> WHAT YOU HAVE TO DO: Find the string "JSON" in the records. Copy every line it appears in.
========================================================================
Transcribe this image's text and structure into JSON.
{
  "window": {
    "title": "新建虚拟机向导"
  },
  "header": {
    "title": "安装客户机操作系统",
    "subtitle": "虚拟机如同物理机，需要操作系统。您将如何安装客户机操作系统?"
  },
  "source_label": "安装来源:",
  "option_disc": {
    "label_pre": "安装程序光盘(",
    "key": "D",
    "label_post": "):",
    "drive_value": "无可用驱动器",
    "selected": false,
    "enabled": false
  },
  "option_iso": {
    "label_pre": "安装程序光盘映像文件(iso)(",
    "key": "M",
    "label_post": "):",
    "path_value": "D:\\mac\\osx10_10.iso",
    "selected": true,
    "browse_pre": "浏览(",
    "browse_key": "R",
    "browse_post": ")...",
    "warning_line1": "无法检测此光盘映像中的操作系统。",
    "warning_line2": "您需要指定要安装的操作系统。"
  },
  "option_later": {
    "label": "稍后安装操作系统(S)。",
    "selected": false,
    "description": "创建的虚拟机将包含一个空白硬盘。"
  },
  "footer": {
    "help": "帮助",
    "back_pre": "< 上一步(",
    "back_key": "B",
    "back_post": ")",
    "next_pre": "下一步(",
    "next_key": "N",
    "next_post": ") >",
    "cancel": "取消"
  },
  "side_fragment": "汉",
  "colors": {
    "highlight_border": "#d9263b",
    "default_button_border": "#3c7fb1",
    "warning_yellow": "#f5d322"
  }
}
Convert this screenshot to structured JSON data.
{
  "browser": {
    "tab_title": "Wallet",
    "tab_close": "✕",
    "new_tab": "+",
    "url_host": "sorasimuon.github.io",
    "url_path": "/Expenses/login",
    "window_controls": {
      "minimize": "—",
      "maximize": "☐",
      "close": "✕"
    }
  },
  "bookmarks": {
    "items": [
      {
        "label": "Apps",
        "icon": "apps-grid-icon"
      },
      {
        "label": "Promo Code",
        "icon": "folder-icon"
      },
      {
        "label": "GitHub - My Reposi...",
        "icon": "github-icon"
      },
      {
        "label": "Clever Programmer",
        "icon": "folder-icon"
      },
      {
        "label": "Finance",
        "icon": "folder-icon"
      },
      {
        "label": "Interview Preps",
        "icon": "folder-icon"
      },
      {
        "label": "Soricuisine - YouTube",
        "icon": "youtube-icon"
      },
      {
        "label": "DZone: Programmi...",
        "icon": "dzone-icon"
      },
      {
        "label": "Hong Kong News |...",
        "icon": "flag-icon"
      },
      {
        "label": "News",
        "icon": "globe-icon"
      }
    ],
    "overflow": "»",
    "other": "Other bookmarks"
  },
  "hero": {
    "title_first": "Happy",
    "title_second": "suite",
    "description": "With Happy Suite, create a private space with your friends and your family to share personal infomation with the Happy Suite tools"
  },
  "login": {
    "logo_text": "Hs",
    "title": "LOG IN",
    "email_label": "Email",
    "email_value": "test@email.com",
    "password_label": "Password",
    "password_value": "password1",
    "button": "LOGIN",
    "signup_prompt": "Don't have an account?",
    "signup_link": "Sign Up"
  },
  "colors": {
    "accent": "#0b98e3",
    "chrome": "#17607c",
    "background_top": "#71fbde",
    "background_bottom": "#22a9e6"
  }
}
========================================================================
> WORKED ANSWER:
Transcribe this image's text and structure into JSON.
Convert this screenshot to structured JSON data.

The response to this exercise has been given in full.